Dataset rows:
+ + +

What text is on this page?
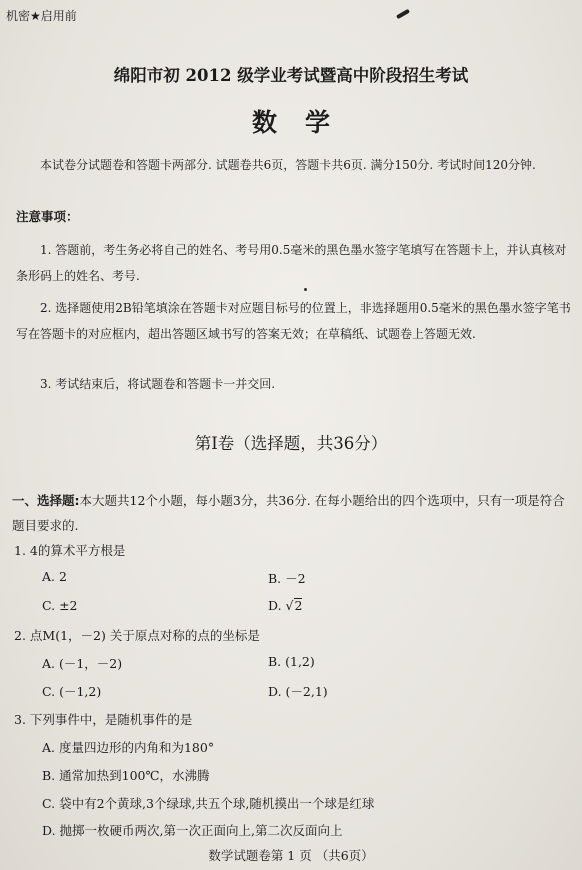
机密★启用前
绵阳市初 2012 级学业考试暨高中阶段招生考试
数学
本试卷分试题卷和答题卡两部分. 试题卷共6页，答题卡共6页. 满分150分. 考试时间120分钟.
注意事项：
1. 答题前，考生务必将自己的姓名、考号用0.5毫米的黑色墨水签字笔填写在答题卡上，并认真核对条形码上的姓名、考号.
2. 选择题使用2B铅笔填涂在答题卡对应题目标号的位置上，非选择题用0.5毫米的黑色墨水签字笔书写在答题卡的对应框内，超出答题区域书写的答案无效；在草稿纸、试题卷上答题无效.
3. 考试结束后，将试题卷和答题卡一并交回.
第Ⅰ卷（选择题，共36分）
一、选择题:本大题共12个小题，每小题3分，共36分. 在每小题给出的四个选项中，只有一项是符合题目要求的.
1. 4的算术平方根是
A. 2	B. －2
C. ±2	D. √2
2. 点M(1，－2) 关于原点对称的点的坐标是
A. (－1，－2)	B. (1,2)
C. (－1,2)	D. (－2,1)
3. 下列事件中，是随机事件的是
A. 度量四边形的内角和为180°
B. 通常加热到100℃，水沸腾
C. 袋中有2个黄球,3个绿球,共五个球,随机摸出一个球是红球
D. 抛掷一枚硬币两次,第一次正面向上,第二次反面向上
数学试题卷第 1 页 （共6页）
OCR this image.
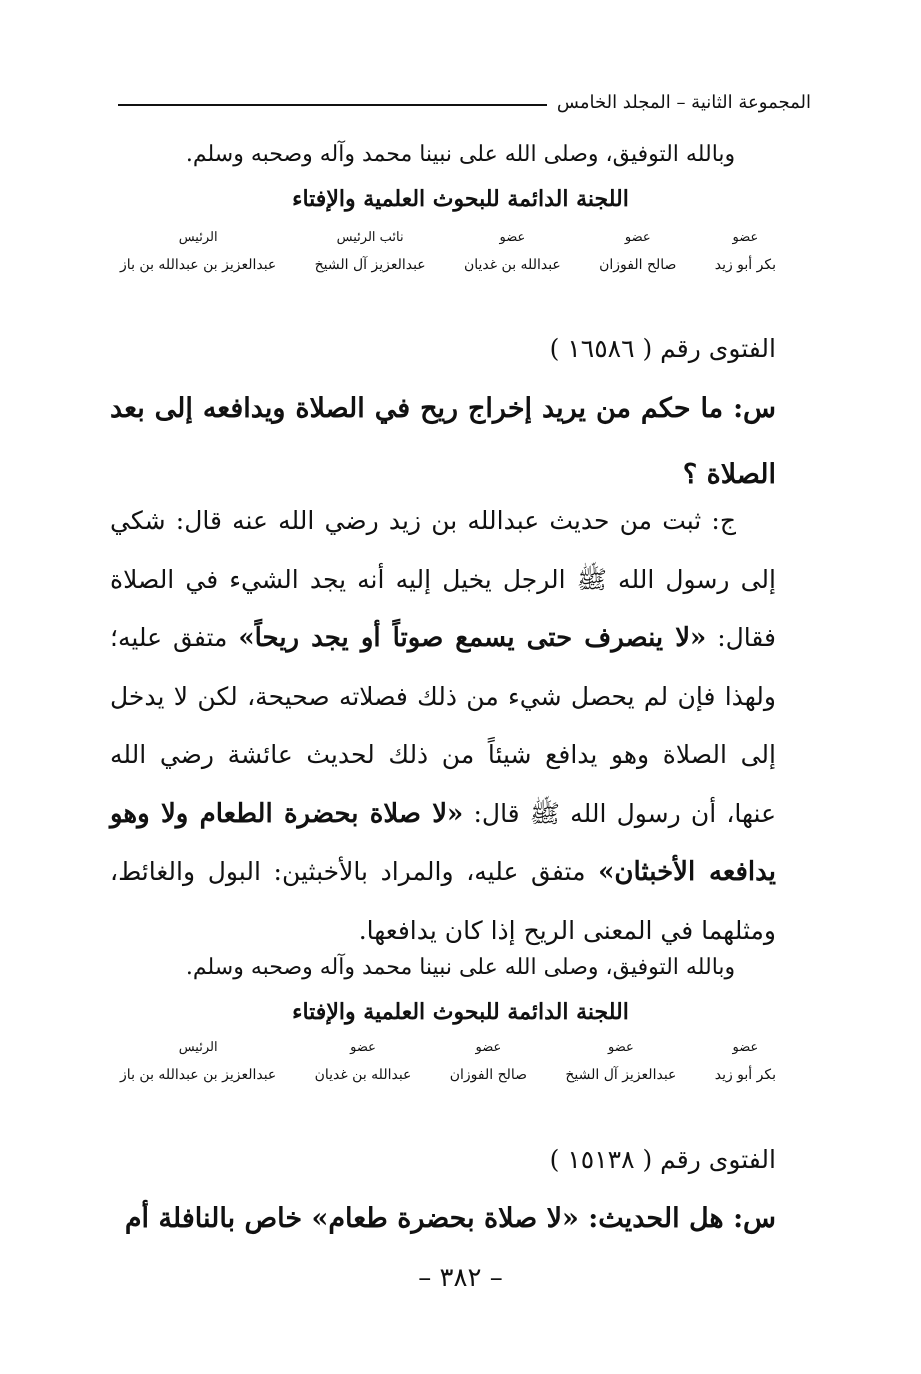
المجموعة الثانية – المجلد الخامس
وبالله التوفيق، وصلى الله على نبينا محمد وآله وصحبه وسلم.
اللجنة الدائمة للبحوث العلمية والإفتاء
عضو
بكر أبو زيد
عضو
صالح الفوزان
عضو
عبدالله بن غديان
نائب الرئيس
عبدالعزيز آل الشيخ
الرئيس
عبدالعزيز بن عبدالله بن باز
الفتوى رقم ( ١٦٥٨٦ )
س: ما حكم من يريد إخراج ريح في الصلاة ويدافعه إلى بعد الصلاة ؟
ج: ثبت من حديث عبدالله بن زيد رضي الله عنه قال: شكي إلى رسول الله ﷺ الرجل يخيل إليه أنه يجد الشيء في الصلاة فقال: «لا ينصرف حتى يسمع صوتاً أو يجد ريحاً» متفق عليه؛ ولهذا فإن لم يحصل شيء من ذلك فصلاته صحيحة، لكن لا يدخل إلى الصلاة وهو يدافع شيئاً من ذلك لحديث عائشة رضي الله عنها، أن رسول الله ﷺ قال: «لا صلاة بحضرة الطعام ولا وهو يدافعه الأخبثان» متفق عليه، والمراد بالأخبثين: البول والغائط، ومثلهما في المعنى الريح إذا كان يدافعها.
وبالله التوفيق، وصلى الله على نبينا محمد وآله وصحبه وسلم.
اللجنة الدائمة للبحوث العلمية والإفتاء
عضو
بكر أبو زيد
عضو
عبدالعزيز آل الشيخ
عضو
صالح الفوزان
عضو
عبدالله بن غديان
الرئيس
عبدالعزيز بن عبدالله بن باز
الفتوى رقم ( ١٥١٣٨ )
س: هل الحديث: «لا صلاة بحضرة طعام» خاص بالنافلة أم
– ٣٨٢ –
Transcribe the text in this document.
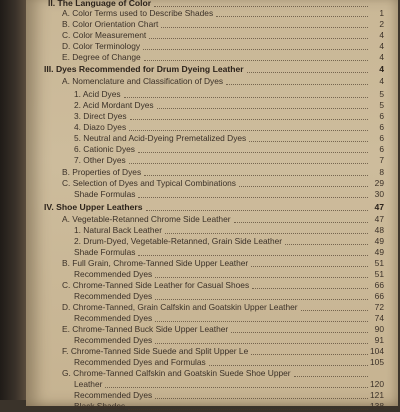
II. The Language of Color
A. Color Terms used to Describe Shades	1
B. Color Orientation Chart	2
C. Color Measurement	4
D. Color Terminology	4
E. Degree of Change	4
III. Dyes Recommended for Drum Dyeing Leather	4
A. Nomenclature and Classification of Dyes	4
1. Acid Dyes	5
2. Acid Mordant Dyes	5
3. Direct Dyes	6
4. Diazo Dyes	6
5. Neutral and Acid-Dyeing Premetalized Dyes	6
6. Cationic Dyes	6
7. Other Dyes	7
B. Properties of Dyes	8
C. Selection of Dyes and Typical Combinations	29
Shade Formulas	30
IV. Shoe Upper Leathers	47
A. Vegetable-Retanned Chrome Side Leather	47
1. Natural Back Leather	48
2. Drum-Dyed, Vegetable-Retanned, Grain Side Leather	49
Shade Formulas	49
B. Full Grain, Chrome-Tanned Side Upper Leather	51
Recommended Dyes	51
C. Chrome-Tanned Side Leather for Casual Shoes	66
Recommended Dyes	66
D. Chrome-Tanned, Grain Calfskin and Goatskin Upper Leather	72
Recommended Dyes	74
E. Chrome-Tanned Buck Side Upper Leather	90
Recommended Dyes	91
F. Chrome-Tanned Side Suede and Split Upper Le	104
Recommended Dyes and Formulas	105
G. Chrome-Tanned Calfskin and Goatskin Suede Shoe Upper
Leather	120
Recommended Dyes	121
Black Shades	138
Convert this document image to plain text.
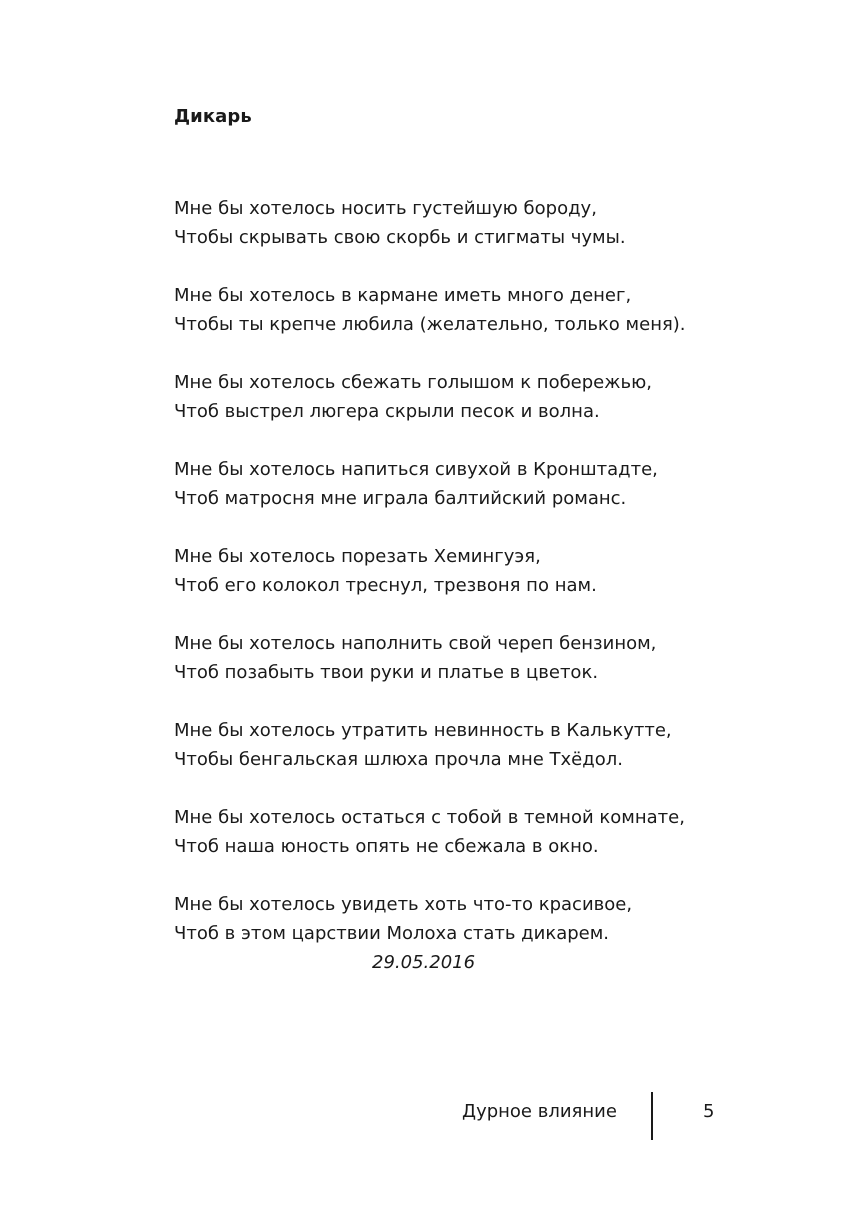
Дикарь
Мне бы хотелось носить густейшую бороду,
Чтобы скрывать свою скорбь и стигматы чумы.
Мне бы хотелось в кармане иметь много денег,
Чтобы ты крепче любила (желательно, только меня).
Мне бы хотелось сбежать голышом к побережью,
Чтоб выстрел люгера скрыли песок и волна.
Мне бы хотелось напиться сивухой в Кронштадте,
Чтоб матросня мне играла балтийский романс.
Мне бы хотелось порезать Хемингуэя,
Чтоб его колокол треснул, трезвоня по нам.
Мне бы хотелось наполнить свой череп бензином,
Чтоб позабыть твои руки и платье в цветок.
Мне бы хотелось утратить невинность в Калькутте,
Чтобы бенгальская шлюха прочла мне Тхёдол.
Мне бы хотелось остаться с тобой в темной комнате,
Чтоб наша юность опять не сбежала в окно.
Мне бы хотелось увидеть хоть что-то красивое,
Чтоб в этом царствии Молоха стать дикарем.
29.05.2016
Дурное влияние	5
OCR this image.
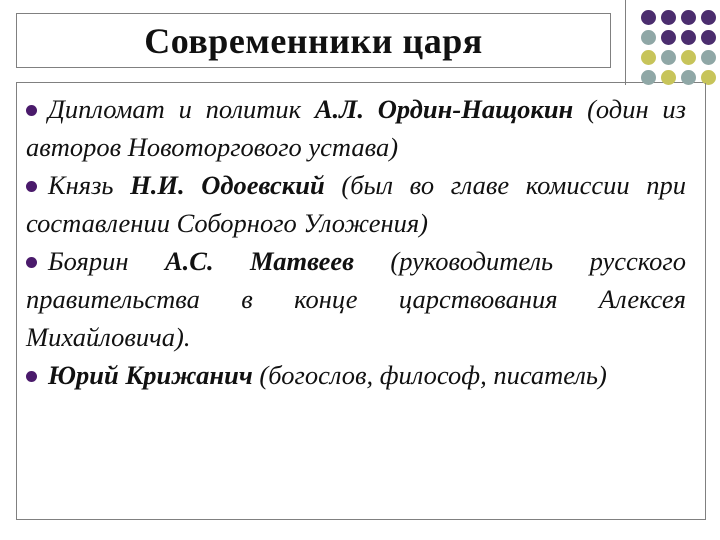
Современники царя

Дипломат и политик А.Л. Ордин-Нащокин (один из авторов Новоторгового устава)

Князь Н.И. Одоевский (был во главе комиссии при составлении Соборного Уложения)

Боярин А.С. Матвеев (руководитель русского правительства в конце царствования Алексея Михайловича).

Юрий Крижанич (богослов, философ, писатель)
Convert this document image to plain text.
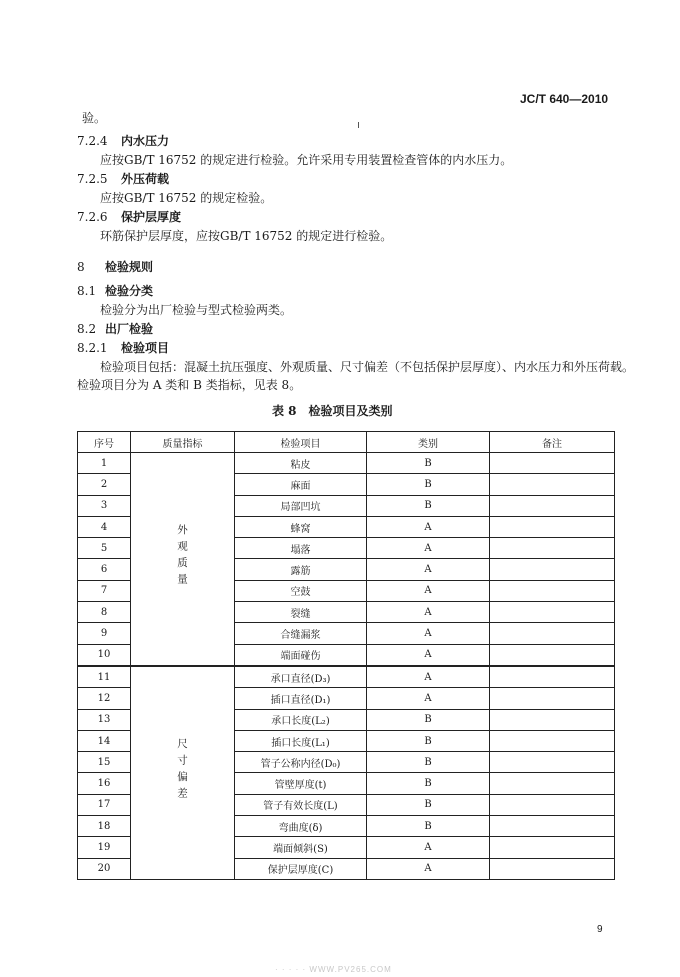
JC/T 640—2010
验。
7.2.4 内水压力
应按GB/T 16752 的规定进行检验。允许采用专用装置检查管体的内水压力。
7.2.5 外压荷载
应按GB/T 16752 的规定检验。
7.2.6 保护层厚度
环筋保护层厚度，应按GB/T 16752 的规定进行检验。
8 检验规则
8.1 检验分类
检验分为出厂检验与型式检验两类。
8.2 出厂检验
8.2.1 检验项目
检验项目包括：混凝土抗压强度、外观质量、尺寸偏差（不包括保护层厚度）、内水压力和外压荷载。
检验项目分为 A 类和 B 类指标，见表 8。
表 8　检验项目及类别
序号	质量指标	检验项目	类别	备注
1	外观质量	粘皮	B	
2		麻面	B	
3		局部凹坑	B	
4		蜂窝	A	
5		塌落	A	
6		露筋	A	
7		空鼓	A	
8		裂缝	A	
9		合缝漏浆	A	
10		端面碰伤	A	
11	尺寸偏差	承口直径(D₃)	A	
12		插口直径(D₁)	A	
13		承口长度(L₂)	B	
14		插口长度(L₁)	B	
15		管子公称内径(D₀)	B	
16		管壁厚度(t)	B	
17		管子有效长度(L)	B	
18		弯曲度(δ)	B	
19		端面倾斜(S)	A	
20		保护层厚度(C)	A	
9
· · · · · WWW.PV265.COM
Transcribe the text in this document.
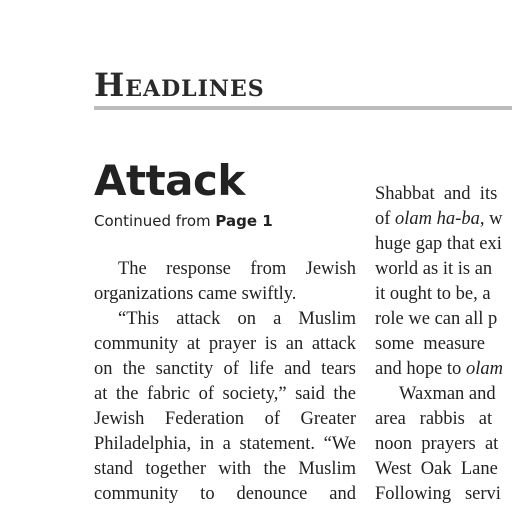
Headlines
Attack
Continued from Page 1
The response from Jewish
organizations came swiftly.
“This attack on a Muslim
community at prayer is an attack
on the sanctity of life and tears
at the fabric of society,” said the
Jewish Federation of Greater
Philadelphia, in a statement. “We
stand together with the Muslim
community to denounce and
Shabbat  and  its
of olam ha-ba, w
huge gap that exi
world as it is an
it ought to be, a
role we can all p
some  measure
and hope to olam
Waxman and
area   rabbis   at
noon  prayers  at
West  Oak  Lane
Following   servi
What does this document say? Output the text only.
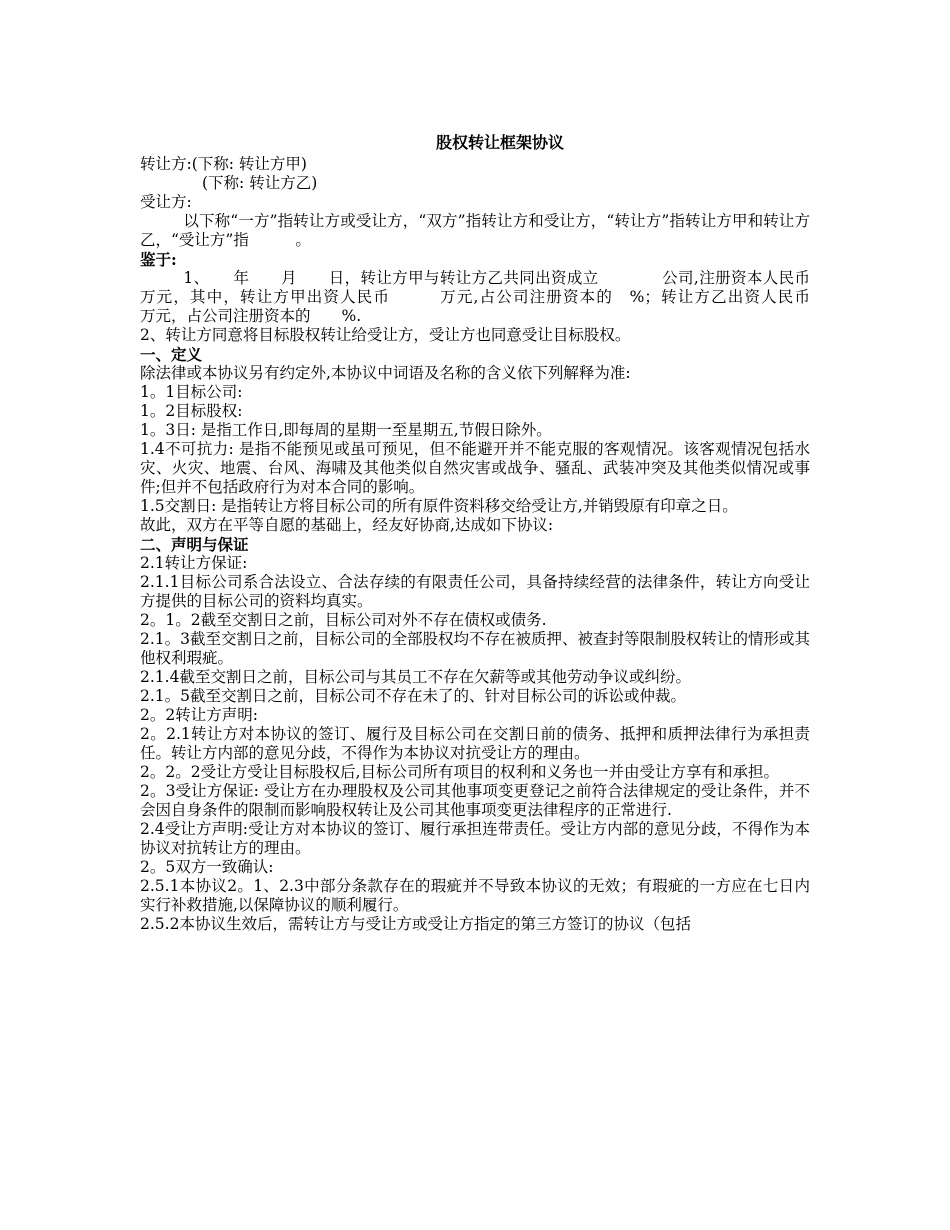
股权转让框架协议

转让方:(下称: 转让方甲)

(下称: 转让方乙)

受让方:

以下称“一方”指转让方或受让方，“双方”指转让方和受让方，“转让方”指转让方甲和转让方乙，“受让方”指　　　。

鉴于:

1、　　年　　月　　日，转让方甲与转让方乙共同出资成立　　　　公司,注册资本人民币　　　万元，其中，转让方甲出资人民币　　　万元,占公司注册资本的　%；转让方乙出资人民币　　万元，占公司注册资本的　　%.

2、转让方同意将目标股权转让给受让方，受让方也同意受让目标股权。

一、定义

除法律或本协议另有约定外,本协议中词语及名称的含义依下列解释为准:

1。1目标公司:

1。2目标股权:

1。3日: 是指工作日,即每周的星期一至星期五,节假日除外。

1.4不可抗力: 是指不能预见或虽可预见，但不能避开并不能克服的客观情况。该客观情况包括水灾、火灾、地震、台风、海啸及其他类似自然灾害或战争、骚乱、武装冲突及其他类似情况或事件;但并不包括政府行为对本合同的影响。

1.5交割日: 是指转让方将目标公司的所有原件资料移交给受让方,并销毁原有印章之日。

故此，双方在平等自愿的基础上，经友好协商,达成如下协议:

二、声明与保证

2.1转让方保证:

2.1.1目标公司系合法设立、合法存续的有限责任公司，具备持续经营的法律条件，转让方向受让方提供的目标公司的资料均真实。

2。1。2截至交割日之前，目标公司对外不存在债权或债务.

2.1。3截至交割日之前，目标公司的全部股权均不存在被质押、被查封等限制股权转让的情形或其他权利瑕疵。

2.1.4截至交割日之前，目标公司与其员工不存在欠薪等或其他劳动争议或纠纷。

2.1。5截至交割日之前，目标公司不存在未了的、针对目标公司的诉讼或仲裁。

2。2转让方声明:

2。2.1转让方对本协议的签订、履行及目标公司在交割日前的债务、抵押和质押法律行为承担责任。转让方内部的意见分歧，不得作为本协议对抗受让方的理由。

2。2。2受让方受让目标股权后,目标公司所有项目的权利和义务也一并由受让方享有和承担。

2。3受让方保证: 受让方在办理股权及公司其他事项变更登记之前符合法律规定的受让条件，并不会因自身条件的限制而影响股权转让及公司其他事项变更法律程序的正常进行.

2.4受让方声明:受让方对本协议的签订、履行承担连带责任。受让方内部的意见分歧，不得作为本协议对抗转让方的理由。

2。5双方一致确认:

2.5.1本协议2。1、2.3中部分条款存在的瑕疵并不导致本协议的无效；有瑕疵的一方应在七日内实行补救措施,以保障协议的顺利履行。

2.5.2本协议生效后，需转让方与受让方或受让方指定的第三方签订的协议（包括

+ + +

Gather up every line from the listing above in which the word "Vegetable" occurs.

A. Vegetable-Retanned Chrome Side Leather	47
2. Drum-Dyed, Vegetable-Retanned, Grain Side Leather	49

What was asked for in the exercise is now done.